• SOURCE RECORDS
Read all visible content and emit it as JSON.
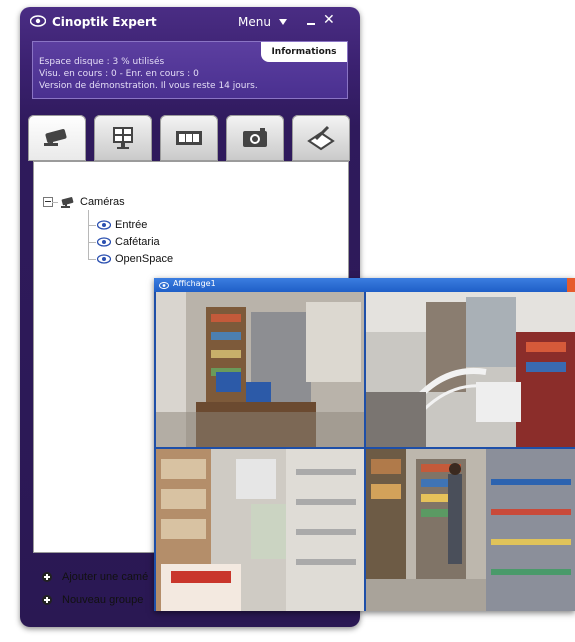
{
  "app": {
    "title": "Cinoptik Expert",
    "menu_label": "Menu",
    "minimize": "–",
    "close": "✕"
  },
  "info": {
    "tab_label": "Informations",
    "lines": [
      "Espace disque : 3 % utilisés",
      "Visu. en cours : 0 - Enr. en cours : 0",
      "Version de démonstration. Il vous reste 14 jours."
    ]
  },
  "toolbar": {
    "items": [
      "camera-icon",
      "monitor-grid-icon",
      "film-strip-icon",
      "photo-camera-icon",
      "edit-tool-icon"
    ]
  },
  "tree": {
    "root": "Caméras",
    "children": [
      "Entrée",
      "Cafétaria",
      "OpenSpace"
    ]
  },
  "bottom": {
    "add_camera": "Ajouter une camé",
    "new_group": "Nouveau groupe"
  },
  "video_window": {
    "title": "Affichage1"
  },
  "colors": {
    "window_purple": "#3b2170",
    "video_title_blue": "#1f5fc7"
  }
}
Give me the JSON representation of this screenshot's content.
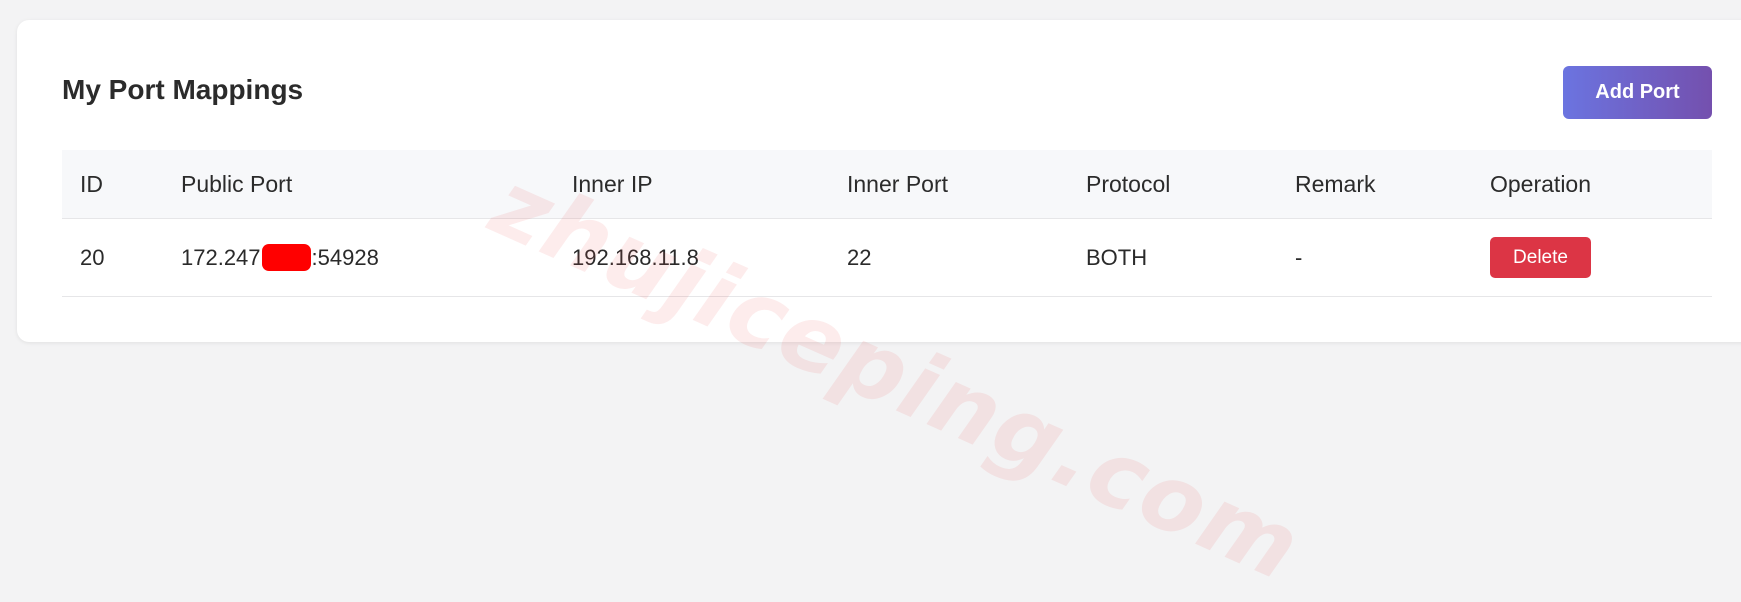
{
  "page": {
    "title": "My Port Mappings",
    "add_button_label": "Add Port"
  },
  "table": {
    "headers": [
      "ID",
      "Public Port",
      "Inner IP",
      "Inner Port",
      "Protocol",
      "Remark",
      "Operation"
    ],
    "rows": [
      {
        "id": "20",
        "public_port_prefix": "172.247",
        "public_port_suffix": ":54928",
        "inner_ip": "192.168.11.8",
        "inner_port": "22",
        "protocol": "BOTH",
        "remark": "-",
        "delete_label": "Delete"
      }
    ]
  },
  "watermark": "zhujiceping.com",
  "colors": {
    "delete": "#dc3545",
    "add_gradient_start": "#6b74e0",
    "add_gradient_end": "#7450ae",
    "redaction": "#ff0000"
  }
}
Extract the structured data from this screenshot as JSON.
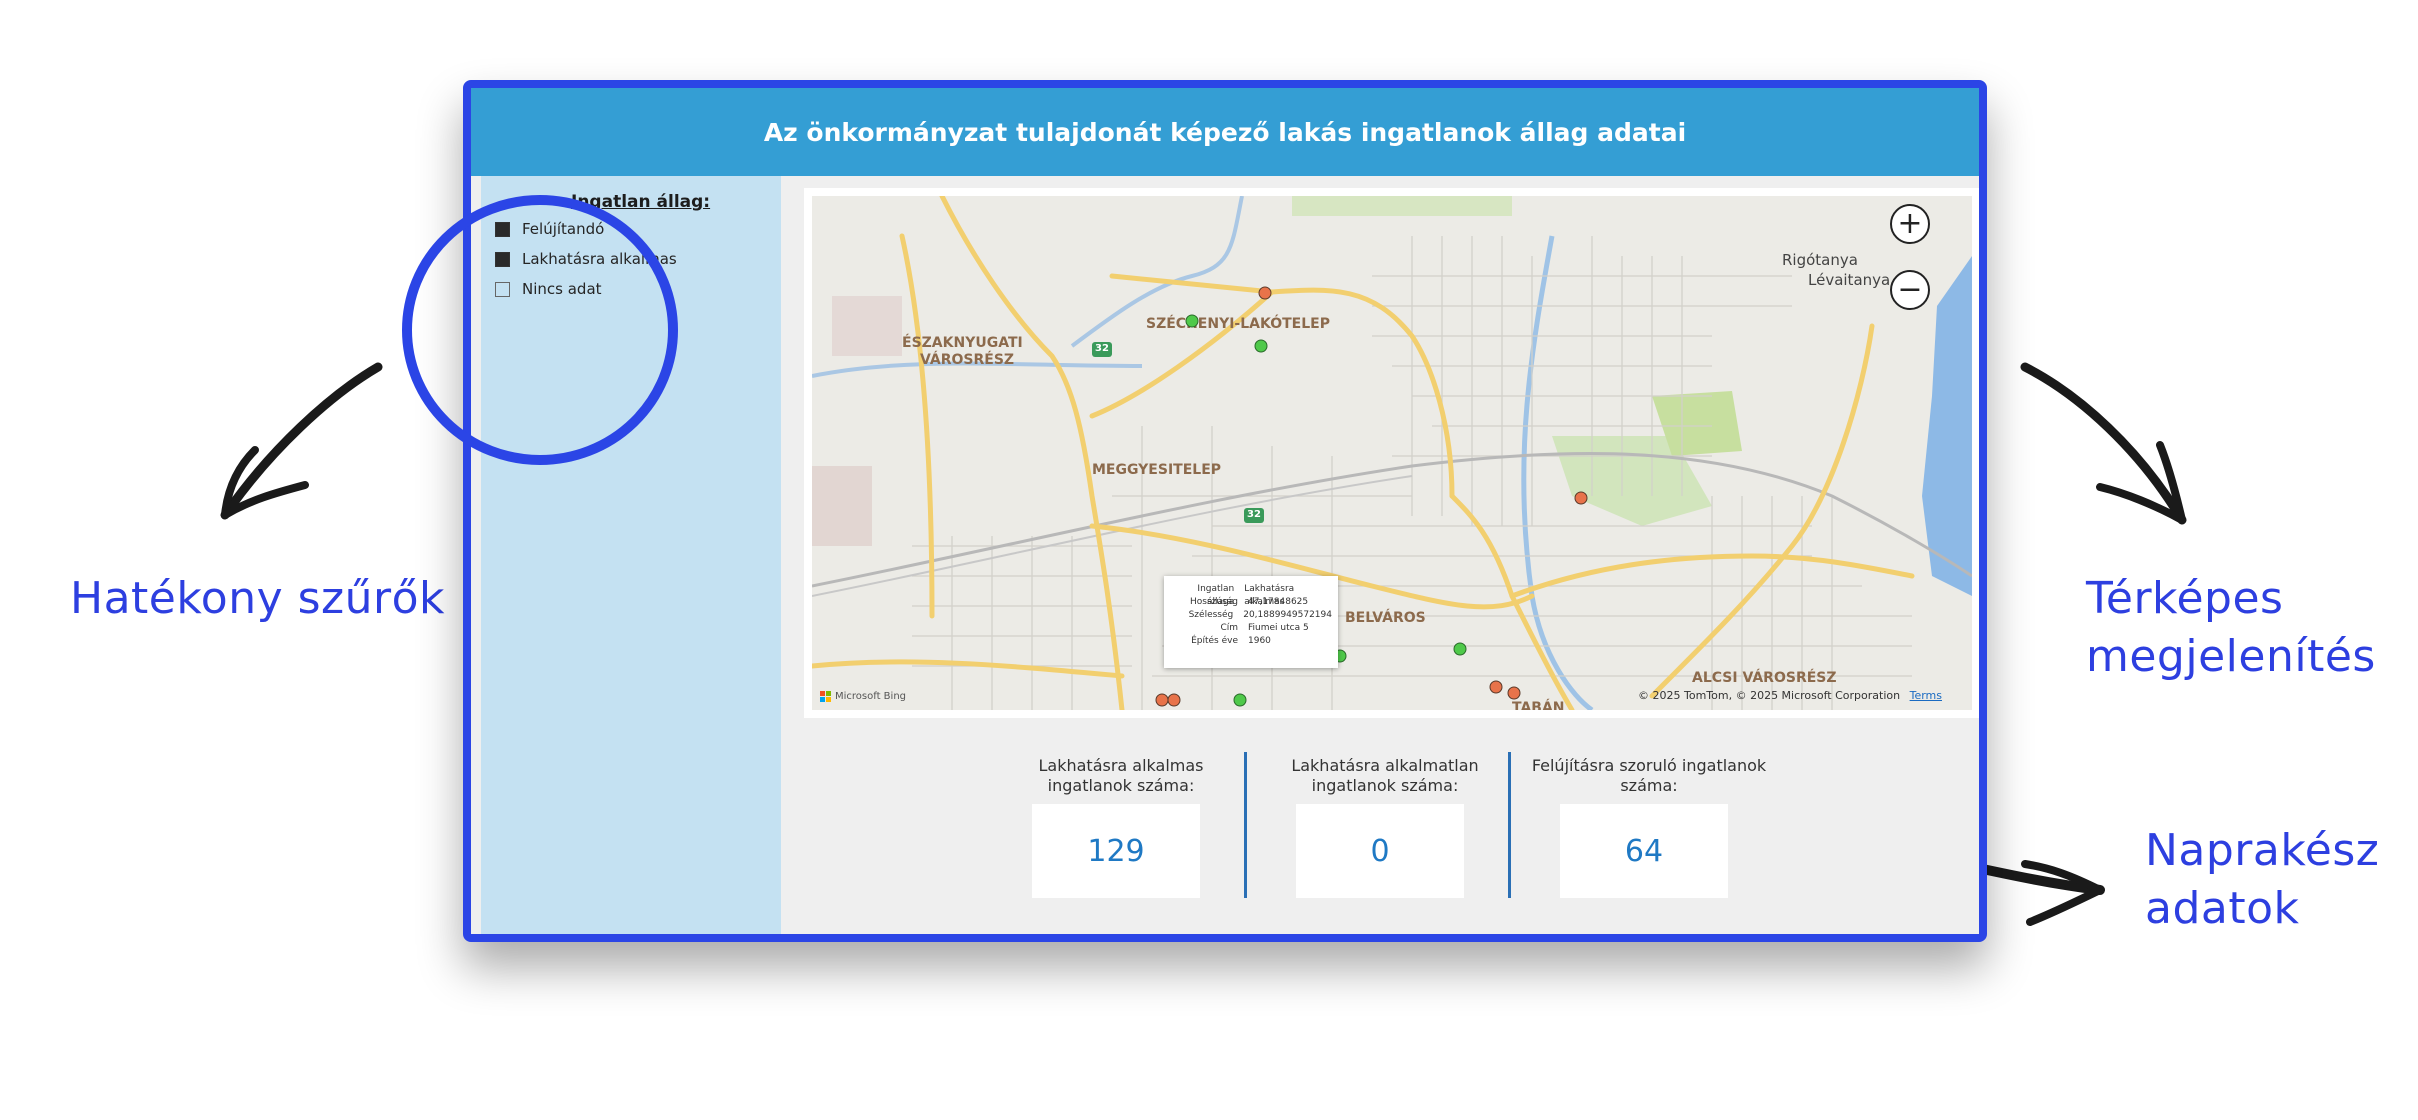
{
  "callouts": {
    "left": "Hatékony szűrők",
    "right_line1": "Térképes",
    "right_line2": "megjelenítés",
    "bottom_line1": "Naprakész",
    "bottom_line2": "adatok"
  },
  "header": {
    "title": "Az önkormányzat tulajdonát képező lakás ingatlanok állag adatai"
  },
  "legend": {
    "title": "Ingatlan állag:",
    "items": [
      {
        "label": "Felújítandó",
        "color": "#2a2a2a"
      },
      {
        "label": "Lakhatásra alkalmas",
        "color": "#2a2a2a"
      },
      {
        "label": "Nincs adat",
        "color": "#c4e1f2"
      }
    ]
  },
  "map": {
    "labels": {
      "szechenyi": "SZÉCHENYI-LAKÓTELEP",
      "eszaknyugati_1": "ÉSZAKNYUGATI",
      "eszaknyugati_2": "VÁROSRÉSZ",
      "meggyesi": "MEGGYESITELEP",
      "belvaros": "BELVÁROS",
      "alcsi": "ALCSI VÁROSRÉSZ",
      "taban": "TABÁN",
      "rigotanya": "Rigótanya",
      "levaitanya": "Lévaitanya",
      "route_32_a": "32",
      "route_32_b": "32"
    },
    "zoom_in": "+",
    "zoom_out": "−",
    "tooltip": [
      {
        "key": "Ingatlan állaga",
        "value": "Lakhatásra alkalmas"
      },
      {
        "key": "Hosszúság",
        "value": "47,17848625"
      },
      {
        "key": "Szélesség",
        "value": "20,1889949572194"
      },
      {
        "key": "Cím",
        "value": "Fiumei utca 5"
      },
      {
        "key": "Építés éve",
        "value": "1960"
      }
    ],
    "attribution": "© 2025 TomTom, © 2025 Microsoft Corporation",
    "terms": "Terms",
    "provider": "Microsoft Bing",
    "marker_colors": {
      "felujitando": "#e8734a",
      "lakhatasra": "#4fc94a"
    }
  },
  "kpis": [
    {
      "label": "Lakhatásra alkalmas ingatlanok száma:",
      "value": "129"
    },
    {
      "label": "Lakhatásra alkalmatlan ingatlanok száma:",
      "value": "0"
    },
    {
      "label": "Felújításra szoruló ingatlanok száma:",
      "value": "64"
    }
  ],
  "colors": {
    "accent": "#2b45e6",
    "header": "#349ed4",
    "sidebar": "#c4e1f2",
    "kpi_value": "#1f79c4"
  }
}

• GIVEN REQUEST
Pictures in the data above should not be copied; transcribe everything else exactly.

• TASK ANSWER
Read all visible content and emit it as JSON.
{
  "app": {
    "title": "Cinoptik Expert",
    "menu_label": "Menu",
    "minimize": "–",
    "close": "✕"
  },
  "info": {
    "tab_label": "Informations",
    "lines": [
      "Espace disque : 3 % utilisés",
      "Visu. en cours : 0 - Enr. en cours : 0",
      "Version de démonstration. Il vous reste 14 jours."
    ]
  },
  "toolbar": {
    "items": [
      "camera-icon",
      "monitor-grid-icon",
      "film-strip-icon",
      "photo-camera-icon",
      "edit-tool-icon"
    ]
  },
  "tree": {
    "root": "Caméras",
    "children": [
      "Entrée",
      "Cafétaria",
      "OpenSpace"
    ]
  },
  "bottom": {
    "add_camera": "Ajouter une camé",
    "new_group": "Nouveau groupe"
  },
  "video_window": {
    "title": "Affichage1"
  },
  "colors": {
    "window_purple": "#3b2170",
    "video_title_blue": "#1f5fc7"
  }
}
Give me the JSON representation of this screenshot's content.
{
  "page": {
    "title": "My Port Mappings",
    "add_button_label": "Add Port"
  },
  "table": {
    "headers": [
      "ID",
      "Public Port",
      "Inner IP",
      "Inner Port",
      "Protocol",
      "Remark",
      "Operation"
    ],
    "rows": [
      {
        "id": "20",
        "public_port_prefix": "172.247",
        "public_port_suffix": ":54928",
        "inner_ip": "192.168.11.8",
        "inner_port": "22",
        "protocol": "BOTH",
        "remark": "-",
        "delete_label": "Delete"
      }
    ]
  },
  "watermark": "zhujiceping.com",
  "colors": {
    "delete": "#dc3545",
    "add_gradient_start": "#6b74e0",
    "add_gradient_end": "#7450ae",
    "redaction": "#ff0000"
  }
}
Extract the structured data from this screenshot as JSON.
{
  "callouts": {
    "left": "Hatékony szűrők",
    "right_line1": "Térképes",
    "right_line2": "megjelenítés",
    "bottom_line1": "Naprakész",
    "bottom_line2": "adatok"
  },
  "header": {
    "title": "Az önkormányzat tulajdonát képező lakás ingatlanok állag adatai"
  },
  "legend": {
    "title": "Ingatlan állag:",
    "items": [
      {
        "label": "Felújítandó",
        "color": "#2a2a2a"
      },
      {
        "label": "Lakhatásra alkalmas",
        "color": "#2a2a2a"
      },
      {
        "label": "Nincs adat",
        "color": "#c4e1f2"
      }
    ]
  },
  "map": {
    "labels": {
      "szechenyi": "SZÉCHENYI-LAKÓTELEP",
      "eszaknyugati_1": "ÉSZAKNYUGATI",
      "eszaknyugati_2": "VÁROSRÉSZ",
      "meggyesi": "MEGGYESITELEP",
      "belvaros": "BELVÁROS",
      "alcsi": "ALCSI VÁROSRÉSZ",
      "taban": "TABÁN",
      "rigotanya": "Rigótanya",
      "levaitanya": "Lévaitanya",
      "route_32_a": "32",
      "route_32_b": "32"
    },
    "zoom_in": "+",
    "zoom_out": "−",
    "tooltip": [
      {
        "key": "Ingatlan állaga",
        "value": "Lakhatásra alkalmas"
      },
      {
        "key": "Hosszúság",
        "value": "47,17848625"
      },
      {
        "key": "Szélesség",
        "value": "20,1889949572194"
      },
      {
        "key": "Cím",
        "value": "Fiumei utca 5"
      },
      {
        "key": "Építés éve",
        "value": "1960"
      }
    ],
    "attribution": "© 2025 TomTom, © 2025 Microsoft Corporation",
    "terms": "Terms",
    "provider": "Microsoft Bing",
    "marker_colors": {
      "felujitando": "#e8734a",
      "lakhatasra": "#4fc94a"
    }
  },
  "kpis": [
    {
      "label": "Lakhatásra alkalmas ingatlanok száma:",
      "value": "129"
    },
    {
      "label": "Lakhatásra alkalmatlan ingatlanok száma:",
      "value": "0"
    },
    {
      "label": "Felújításra szoruló ingatlanok száma:",
      "value": "64"
    }
  ],
  "colors": {
    "accent": "#2b45e6",
    "header": "#349ed4",
    "sidebar": "#c4e1f2",
    "kpi_value": "#1f79c4"
  }
}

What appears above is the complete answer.